= EXCERTO DA FONTE =

* * *

Coisa de algumas dezenas de milhares de contos, mesmo assim, uns
trocos no gigantesco negócio que é hoje a realização dos
Jogos Olímpicos, sejam eles de Verão ou de Inverno.
Os
homens do presidente
Personalidade
controversa
Juan António
Samaranch, catalão a caminho dos 80 anos e presidente do Comité
Olímpico Internacional desde 1980, é, no mínimo, uma
personalidade controversa.
Protegido de Franco, foi presidente regional da Catalunha, entre
1973 e 1977, mas indesejado pela população daquela região
autónoma de Espanha, que teve de esperar pela morte do ditador
para o ver partir. Mesmo assim, só em 1997.
Como é do conhecimento público, pesa sobre Samaranch a
acusaçãao de ter colaborado com os falangistas. Mesmo assim,
foi embaixador da Espanha democrática em Moscovo e em Ulan
Bator.
Quando chegou ao poder no COI, ou certamente para lá poder
chegar, Samaranch nunca se opôs à política dos antigos estados
socialistas, cuja orientação visava o combate à
comercialização do desporto. Mesmo assim, foi ele quem abriu as
portas dos Jogos Olímpicos ao desporto profissional a aos
grandes negócios com as multinacionais da informação e não
só. Estava-se em 1992, anos dos Jogos Olímpicos de Barcelona,
onde se apresentou o dream-team a selecção
norte-americana de basquetebol. Fosse por isso, ou não, os
catalães receberam-no triunfalmente, como se já se tivesse
esquecido do passado deste homem que também sonhou com o Prémio
Nobel da Paz.

* * *

= Entradas de regiões rotuladas =
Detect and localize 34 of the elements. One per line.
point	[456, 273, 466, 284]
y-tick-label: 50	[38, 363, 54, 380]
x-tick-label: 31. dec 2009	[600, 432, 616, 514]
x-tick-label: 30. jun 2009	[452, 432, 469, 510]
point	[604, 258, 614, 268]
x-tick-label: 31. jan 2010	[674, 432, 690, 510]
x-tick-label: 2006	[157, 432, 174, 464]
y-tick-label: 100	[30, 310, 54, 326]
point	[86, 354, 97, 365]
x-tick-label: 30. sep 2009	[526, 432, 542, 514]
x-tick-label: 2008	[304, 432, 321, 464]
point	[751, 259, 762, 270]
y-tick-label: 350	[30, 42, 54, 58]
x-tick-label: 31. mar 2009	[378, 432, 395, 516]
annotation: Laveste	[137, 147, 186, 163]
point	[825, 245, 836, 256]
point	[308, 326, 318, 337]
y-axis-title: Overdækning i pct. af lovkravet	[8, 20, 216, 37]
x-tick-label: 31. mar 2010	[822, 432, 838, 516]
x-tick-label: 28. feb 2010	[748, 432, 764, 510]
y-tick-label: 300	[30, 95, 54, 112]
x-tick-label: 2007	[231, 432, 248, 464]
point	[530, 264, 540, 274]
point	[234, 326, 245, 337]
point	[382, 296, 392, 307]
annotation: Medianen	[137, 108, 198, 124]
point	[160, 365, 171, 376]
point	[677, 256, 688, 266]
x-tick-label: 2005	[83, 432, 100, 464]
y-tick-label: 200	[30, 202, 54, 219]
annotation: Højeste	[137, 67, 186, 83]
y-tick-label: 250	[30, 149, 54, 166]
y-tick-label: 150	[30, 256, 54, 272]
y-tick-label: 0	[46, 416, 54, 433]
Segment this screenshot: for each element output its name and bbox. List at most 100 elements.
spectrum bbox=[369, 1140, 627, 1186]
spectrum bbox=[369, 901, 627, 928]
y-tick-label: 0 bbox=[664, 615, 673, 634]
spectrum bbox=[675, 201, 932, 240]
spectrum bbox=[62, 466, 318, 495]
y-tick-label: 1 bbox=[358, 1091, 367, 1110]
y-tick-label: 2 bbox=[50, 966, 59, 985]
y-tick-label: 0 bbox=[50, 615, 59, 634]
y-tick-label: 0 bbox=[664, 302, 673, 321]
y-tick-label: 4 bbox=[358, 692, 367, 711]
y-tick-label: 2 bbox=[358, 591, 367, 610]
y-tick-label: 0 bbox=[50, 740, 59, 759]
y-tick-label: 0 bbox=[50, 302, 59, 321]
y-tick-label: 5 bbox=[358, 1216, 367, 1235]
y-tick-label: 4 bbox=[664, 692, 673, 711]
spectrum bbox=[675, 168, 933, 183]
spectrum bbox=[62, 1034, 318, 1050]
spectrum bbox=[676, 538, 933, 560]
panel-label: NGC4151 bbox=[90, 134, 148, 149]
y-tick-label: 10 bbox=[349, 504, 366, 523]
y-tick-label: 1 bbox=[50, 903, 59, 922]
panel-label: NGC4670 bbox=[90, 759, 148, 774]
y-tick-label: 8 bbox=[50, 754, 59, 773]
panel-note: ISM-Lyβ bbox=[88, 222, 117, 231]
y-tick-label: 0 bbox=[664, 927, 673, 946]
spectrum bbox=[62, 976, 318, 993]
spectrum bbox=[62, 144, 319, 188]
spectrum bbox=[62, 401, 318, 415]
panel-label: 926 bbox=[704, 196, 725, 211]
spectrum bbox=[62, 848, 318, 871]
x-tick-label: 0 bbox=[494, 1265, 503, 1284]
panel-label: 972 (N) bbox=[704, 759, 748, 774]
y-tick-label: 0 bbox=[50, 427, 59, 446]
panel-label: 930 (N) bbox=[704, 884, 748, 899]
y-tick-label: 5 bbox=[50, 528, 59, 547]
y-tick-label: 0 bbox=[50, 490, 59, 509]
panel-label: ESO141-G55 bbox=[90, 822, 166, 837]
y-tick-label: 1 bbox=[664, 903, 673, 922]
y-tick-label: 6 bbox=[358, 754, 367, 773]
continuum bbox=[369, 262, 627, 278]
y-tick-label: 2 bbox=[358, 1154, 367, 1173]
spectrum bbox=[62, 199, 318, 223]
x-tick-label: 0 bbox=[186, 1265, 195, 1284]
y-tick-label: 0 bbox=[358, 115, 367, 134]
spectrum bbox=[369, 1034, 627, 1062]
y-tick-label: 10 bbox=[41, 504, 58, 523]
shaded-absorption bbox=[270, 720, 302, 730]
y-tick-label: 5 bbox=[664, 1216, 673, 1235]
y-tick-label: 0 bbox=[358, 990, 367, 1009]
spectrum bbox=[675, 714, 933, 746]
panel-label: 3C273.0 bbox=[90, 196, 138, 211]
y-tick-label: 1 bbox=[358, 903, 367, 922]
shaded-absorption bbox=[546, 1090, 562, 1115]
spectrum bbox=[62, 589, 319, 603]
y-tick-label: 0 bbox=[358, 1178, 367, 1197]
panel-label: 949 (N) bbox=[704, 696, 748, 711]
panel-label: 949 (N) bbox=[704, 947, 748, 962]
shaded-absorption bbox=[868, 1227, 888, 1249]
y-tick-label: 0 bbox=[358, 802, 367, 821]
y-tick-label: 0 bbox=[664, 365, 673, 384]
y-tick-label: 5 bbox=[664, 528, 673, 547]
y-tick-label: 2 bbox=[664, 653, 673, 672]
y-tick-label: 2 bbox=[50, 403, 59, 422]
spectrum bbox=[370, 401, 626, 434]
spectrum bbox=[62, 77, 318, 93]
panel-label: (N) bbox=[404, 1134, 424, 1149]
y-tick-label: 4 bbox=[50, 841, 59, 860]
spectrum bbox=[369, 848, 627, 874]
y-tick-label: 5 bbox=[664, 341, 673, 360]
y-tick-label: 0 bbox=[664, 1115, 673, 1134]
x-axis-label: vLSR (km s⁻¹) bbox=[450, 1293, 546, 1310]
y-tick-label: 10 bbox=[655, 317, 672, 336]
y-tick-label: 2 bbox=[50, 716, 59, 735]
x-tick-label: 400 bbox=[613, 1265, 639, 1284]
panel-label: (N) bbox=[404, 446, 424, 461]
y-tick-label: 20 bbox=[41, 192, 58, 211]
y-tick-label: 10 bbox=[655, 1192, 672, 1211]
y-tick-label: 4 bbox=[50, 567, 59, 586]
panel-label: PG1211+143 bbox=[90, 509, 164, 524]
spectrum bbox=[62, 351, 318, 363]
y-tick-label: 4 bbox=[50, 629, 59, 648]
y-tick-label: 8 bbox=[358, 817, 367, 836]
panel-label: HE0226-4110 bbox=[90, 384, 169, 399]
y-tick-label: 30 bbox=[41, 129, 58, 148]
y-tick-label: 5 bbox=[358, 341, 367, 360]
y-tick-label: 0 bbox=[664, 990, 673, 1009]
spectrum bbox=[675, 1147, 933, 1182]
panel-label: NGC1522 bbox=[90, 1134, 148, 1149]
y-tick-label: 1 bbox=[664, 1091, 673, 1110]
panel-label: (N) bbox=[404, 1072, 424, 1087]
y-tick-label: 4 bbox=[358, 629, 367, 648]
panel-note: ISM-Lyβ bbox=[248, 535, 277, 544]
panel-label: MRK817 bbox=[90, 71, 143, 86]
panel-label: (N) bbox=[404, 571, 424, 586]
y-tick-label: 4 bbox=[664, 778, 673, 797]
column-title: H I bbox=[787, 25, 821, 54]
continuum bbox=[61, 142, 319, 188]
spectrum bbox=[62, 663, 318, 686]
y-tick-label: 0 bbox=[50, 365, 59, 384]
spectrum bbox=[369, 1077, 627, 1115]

* * *

= O QUE FAZER =
- a) Transcreva literalmente a passagem do texto sobre Samaranch que começa nas palavras "Coisa de algumas" e termina depois de "personalidade controversa.".
- b) Segundo o texto sobre Samaranch, desde que ano ele preside ao Comité Olímpico Internacional?
- c) Prossiga o texto sobre Samaranch a partir da última frase apresentada.

= RESPOSTAS ÀS TAREFAS =
- a)
Coisa de algumas dezenas de milhares de contos, mesmo assim, uns
trocos no gigantesco negócio que é hoje a realização dos
Jogos Olímpicos, sejam eles de Verão ou de Inverno.
Os
homens do presidente
Personalidade
controversa
Juan António
Samaranch, catalão a caminho dos 80 anos e presidente do Comité
Olímpico Internacional desde 1980, é, no mínimo, uma
personalidade controversa.

- b) Desde 1980.

- c)
Um ano antes dos Jogos de Barcelona, Samaranch encomendou para o
efeito os serviços de uma agência de imagem. Quem o diz é Bob
Helmick, um norte-americano expulso do COI, por suspeita de
corrupção. O catalão diz que o prémio seria para o Comité
Olímpico Internacional, mas a verdade é que, a ser atribuído,
seria ele quem o receberia. Se o seu nome fosse perpetuado. Por
isso se empenhou, não receando críticas nem condenações, como
as que se seguiram à atribuição da Ordem Olímpica ao
multimilionário japonês Yosihiaki Tsutsumi, a mesma por que
teve de esperar 40 anos o herói dos Jogos Olímpicos de 1936,
Jesse Owens. Tsutsumi é um dos nomes implicados nos escândalos
de corrupção da candidatura de Nagano.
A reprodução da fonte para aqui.